-- EXERCISE DIRECTIONS --
Your task is to give the data again, exactly, with every line intact.

(Dataset rows about figures)

* Begin *

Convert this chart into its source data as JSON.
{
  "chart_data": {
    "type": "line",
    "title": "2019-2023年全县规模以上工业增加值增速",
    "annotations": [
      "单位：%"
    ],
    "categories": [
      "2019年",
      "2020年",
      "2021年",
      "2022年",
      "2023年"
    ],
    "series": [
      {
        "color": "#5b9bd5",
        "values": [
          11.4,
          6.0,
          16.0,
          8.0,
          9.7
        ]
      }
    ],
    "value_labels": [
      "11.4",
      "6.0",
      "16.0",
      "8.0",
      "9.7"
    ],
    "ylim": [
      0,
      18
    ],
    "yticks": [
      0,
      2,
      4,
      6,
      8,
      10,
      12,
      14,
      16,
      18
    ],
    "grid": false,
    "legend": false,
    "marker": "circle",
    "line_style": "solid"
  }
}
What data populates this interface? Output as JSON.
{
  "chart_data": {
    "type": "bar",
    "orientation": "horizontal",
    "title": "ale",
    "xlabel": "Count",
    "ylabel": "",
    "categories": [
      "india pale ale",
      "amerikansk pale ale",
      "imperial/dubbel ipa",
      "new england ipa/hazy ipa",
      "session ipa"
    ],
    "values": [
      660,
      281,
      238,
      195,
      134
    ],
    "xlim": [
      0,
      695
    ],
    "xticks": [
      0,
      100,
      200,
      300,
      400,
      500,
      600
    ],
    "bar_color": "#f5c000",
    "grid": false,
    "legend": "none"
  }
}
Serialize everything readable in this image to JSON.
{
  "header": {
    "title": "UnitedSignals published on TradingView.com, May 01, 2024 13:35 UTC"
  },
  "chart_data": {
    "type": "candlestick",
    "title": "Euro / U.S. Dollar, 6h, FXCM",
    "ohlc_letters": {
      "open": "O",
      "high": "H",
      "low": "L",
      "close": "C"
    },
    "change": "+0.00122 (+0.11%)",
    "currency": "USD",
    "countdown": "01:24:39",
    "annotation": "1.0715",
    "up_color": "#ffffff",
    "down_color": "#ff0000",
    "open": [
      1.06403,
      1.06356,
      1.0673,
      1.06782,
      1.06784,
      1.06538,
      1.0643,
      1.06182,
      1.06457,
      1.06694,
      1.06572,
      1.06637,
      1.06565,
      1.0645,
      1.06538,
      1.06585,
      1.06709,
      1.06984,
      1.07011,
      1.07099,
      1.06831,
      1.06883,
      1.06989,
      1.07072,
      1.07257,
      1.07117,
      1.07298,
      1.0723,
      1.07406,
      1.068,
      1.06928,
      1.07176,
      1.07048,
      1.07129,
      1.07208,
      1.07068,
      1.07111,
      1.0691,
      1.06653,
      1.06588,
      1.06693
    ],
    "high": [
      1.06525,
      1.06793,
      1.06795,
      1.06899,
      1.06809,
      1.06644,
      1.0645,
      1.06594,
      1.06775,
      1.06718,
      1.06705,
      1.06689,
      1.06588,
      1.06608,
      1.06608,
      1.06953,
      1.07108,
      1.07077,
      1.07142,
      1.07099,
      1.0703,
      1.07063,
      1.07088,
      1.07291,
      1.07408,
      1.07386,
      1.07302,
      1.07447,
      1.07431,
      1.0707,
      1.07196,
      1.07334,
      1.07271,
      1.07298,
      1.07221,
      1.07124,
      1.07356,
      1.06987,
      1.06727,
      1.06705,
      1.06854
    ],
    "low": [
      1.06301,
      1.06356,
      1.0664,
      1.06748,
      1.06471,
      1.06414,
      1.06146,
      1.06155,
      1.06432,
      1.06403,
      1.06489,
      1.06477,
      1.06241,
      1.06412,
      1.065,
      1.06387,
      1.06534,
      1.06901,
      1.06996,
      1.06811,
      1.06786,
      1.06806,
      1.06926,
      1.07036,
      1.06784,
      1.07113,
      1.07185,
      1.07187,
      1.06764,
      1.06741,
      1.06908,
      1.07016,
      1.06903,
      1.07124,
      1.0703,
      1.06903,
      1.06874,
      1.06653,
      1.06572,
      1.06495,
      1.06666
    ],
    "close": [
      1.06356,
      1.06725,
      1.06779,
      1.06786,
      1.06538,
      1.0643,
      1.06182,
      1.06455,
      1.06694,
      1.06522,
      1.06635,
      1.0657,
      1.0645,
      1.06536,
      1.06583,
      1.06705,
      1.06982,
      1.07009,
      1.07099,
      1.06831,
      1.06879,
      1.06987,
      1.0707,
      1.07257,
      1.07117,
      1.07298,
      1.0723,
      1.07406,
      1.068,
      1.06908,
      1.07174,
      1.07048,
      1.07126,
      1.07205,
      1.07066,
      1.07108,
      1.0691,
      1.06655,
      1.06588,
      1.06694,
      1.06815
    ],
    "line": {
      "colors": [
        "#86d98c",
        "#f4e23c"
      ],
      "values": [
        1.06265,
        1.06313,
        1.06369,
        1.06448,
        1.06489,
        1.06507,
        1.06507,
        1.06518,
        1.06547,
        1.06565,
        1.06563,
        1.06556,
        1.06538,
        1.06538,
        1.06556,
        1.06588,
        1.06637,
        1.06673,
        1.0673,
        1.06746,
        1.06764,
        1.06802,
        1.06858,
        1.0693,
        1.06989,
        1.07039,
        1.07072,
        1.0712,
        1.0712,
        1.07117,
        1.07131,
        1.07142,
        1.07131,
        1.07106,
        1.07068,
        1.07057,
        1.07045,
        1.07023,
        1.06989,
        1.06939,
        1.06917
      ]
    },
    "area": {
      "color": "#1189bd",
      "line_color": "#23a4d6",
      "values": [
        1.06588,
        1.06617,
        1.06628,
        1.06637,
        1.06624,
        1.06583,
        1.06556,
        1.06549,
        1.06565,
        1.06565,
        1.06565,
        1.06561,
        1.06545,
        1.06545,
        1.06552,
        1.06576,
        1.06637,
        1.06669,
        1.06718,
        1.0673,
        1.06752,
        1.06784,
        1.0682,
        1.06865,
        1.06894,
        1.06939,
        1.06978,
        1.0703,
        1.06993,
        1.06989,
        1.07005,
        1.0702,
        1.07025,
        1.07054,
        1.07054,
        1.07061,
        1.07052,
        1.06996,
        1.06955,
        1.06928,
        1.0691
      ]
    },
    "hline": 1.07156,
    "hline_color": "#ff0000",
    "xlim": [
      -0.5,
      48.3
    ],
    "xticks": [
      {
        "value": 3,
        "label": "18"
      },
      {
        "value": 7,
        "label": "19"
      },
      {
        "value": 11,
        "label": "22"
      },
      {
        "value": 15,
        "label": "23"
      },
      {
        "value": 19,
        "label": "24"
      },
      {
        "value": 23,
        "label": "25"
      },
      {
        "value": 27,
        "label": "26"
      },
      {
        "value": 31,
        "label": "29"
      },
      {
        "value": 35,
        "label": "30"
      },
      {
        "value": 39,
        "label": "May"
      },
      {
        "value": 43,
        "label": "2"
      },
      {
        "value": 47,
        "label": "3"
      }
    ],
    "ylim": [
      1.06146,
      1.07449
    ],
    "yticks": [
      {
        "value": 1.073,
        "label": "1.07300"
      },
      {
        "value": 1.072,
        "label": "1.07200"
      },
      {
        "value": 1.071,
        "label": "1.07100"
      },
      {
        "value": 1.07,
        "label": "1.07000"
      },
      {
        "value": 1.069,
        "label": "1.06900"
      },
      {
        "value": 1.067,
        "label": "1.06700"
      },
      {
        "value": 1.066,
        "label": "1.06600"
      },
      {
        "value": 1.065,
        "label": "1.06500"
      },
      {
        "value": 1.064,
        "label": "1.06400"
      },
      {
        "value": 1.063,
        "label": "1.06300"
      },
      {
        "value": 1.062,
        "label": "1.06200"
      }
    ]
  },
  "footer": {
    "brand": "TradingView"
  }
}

* End *

-- RESPONSE --
Convert this chart into its source data as JSON.
{
  "chart_data": {
    "type": "line",
    "title": "2019-2023年全县规模以上工业增加值增速",
    "annotations": [
      "单位：%"
    ],
    "categories": [
      "2019年",
      "2020年",
      "2021年",
      "2022年",
      "2023年"
    ],
    "series": [
      {
        "color": "#5b9bd5",
        "values": [
          11.4,
          6.0,
          16.0,
          8.0,
          9.7
        ]
      }
    ],
    "value_labels": [
      "11.4",
      "6.0",
      "16.0",
      "8.0",
      "9.7"
    ],
    "ylim": [
      0,
      18
    ],
    "yticks": [
      0,
      2,
      4,
      6,
      8,
      10,
      12,
      14,
      16,
      18
    ],
    "grid": false,
    "legend": false,
    "marker": "circle",
    "line_style": "solid"
  }
}
What data populates this interface? Output as JSON.
{
  "chart_data": {
    "type": "bar",
    "orientation": "horizontal",
    "title": "ale",
    "xlabel": "Count",
    "ylabel": "",
    "categories": [
      "india pale ale",
      "amerikansk pale ale",
      "imperial/dubbel ipa",
      "new england ipa/hazy ipa",
      "session ipa"
    ],
    "values": [
      660,
      281,
      238,
      195,
      134
    ],
    "xlim": [
      0,
      695
    ],
    "xticks": [
      0,
      100,
      200,
      300,
      400,
      500,
      600
    ],
    "bar_color": "#f5c000",
    "grid": false,
    "legend": "none"
  }
}
Serialize everything readable in this image to JSON.
{
  "header": {
    "title": "UnitedSignals published on TradingView.com, May 01, 2024 13:35 UTC"
  },
  "chart_data": {
    "type": "candlestick",
    "title": "Euro / U.S. Dollar, 6h, FXCM",
    "ohlc_letters": {
      "open": "O",
      "high": "H",
      "low": "L",
      "close": "C"
    },
    "change": "+0.00122 (+0.11%)",
    "currency": "USD",
    "countdown": "01:24:39",
    "annotation": "1.0715",
    "up_color": "#ffffff",
    "down_color": "#ff0000",
    "open": [
      1.06403,
      1.06356,
      1.0673,
      1.06782,
      1.06784,
      1.06538,
      1.0643,
      1.06182,
      1.06457,
      1.06694,
      1.06572,
      1.06637,
      1.06565,
      1.0645,
      1.06538,
      1.06585,
      1.06709,
      1.06984,
      1.07011,
      1.07099,
      1.06831,
      1.06883,
      1.06989,
      1.07072,
      1.07257,
      1.07117,
      1.07298,
      1.0723,
      1.07406,
      1.068,
      1.06928,
      1.07176,
      1.07048,
      1.07129,
      1.07208,
      1.07068,
      1.07111,
      1.0691,
      1.06653,
      1.06588,
      1.06693
    ],
    "high": [
      1.06525,
      1.06793,
      1.06795,
      1.06899,
      1.06809,
      1.06644,
      1.0645,
      1.06594,
      1.06775,
      1.06718,
      1.06705,
      1.06689,
      1.06588,
      1.06608,
      1.06608,
      1.06953,
      1.07108,
      1.07077,
      1.07142,
      1.07099,
      1.0703,
      1.07063,
      1.07088,
      1.07291,
      1.07408,
      1.07386,
      1.07302,
      1.07447,
      1.07431,
      1.0707,
      1.07196,
      1.07334,
      1.07271,
      1.07298,
      1.07221,
      1.07124,
      1.07356,
      1.06987,
      1.06727,
      1.06705,
      1.06854
    ],
    "low": [
      1.06301,
      1.06356,
      1.0664,
      1.06748,
      1.06471,
      1.06414,
      1.06146,
      1.06155,
      1.06432,
      1.06403,
      1.06489,
      1.06477,
      1.06241,
      1.06412,
      1.065,
      1.06387,
      1.06534,
      1.06901,
      1.06996,
      1.06811,
      1.06786,
      1.06806,
      1.06926,
      1.07036,
      1.06784,
      1.07113,
      1.07185,
      1.07187,
      1.06764,
      1.06741,
      1.06908,
      1.07016,
      1.06903,
      1.07124,
      1.0703,
      1.06903,
      1.06874,
      1.06653,
      1.06572,
      1.06495,
      1.06666
    ],
    "close": [
      1.06356,
      1.06725,
      1.06779,
      1.06786,
      1.06538,
      1.0643,
      1.06182,
      1.06455,
      1.06694,
      1.06522,
      1.06635,
      1.0657,
      1.0645,
      1.06536,
      1.06583,
      1.06705,
      1.06982,
      1.07009,
      1.07099,
      1.06831,
      1.06879,
      1.06987,
      1.0707,
      1.07257,
      1.07117,
      1.07298,
      1.0723,
      1.07406,
      1.068,
      1.06908,
      1.07174,
      1.07048,
      1.07126,
      1.07205,
      1.07066,
      1.07108,
      1.0691,
      1.06655,
      1.06588,
      1.06694,
      1.06815
    ],
    "line": {
      "colors": [
        "#86d98c",
        "#f4e23c"
      ],
      "values": [
        1.06265,
        1.06313,
        1.06369,
        1.06448,
        1.06489,
        1.06507,
        1.06507,
        1.06518,
        1.06547,
        1.06565,
        1.06563,
        1.06556,
        1.06538,
        1.06538,
        1.06556,
        1.06588,
        1.06637,
        1.06673,
        1.0673,
        1.06746,
        1.06764,
        1.06802,
        1.06858,
        1.0693,
        1.06989,
        1.07039,
        1.07072,
        1.0712,
        1.0712,
        1.07117,
        1.07131,
        1.07142,
        1.07131,
        1.07106,
        1.07068,
        1.07057,
        1.07045,
        1.07023,
        1.06989,
        1.06939,
        1.06917
      ]
    },
    "area": {
      "color": "#1189bd",
      "line_color": "#23a4d6",
      "values": [
        1.06588,
        1.06617,
        1.06628,
        1.06637,
        1.06624,
        1.06583,
        1.06556,
        1.06549,
        1.06565,
        1.06565,
        1.06565,
        1.06561,
        1.06545,
        1.06545,
        1.06552,
        1.06576,
        1.06637,
        1.06669,
        1.06718,
        1.0673,
        1.06752,
        1.06784,
        1.0682,
        1.06865,
        1.06894,
        1.06939,
        1.06978,
        1.0703,
        1.06993,
        1.06989,
        1.07005,
        1.0702,
        1.07025,
        1.07054,
        1.07054,
        1.07061,
        1.07052,
        1.06996,
        1.06955,
        1.06928,
        1.0691
      ]
    },
    "hline": 1.07156,
    "hline_color": "#ff0000",
    "xlim": [
      -0.5,
      48.3
    ],
    "xticks": [
      {
        "value": 3,
        "label": "18"
      },
      {
        "value": 7,
        "label": "19"
      },
      {
        "value": 11,
        "label": "22"
      },
      {
        "value": 15,
        "label": "23"
      },
      {
        "value": 19,
        "label": "24"
      },
      {
        "value": 23,
        "label": "25"
      },
      {
        "value": 27,
        "label": "26"
      },
      {
        "value": 31,
        "label": "29"
      },
      {
        "value": 35,
        "label": "30"
      },
      {
        "value": 39,
        "label": "May"
      },
      {
        "value": 43,
        "label": "2"
      },
      {
        "value": 47,
        "label": "3"
      }
    ],
    "ylim": [
      1.06146,
      1.07449
    ],
    "yticks": [
      {
        "value": 1.073,
        "label": "1.07300"
      },
      {
        "value": 1.072,
        "label": "1.07200"
      },
      {
        "value": 1.071,
        "label": "1.07100"
      },
      {
        "value": 1.07,
        "label": "1.07000"
      },
      {
        "value": 1.069,
        "label": "1.06900"
      },
      {
        "value": 1.067,
        "label": "1.06700"
      },
      {
        "value": 1.066,
        "label": "1.06600"
      },
      {
        "value": 1.065,
        "label": "1.06500"
      },
      {
        "value": 1.064,
        "label": "1.06400"
      },
      {
        "value": 1.063,
        "label": "1.06300"
      },
      {
        "value": 1.062,
        "label": "1.06200"
      }
    ]
  },
  "footer": {
    "brand": "TradingView"
  }
}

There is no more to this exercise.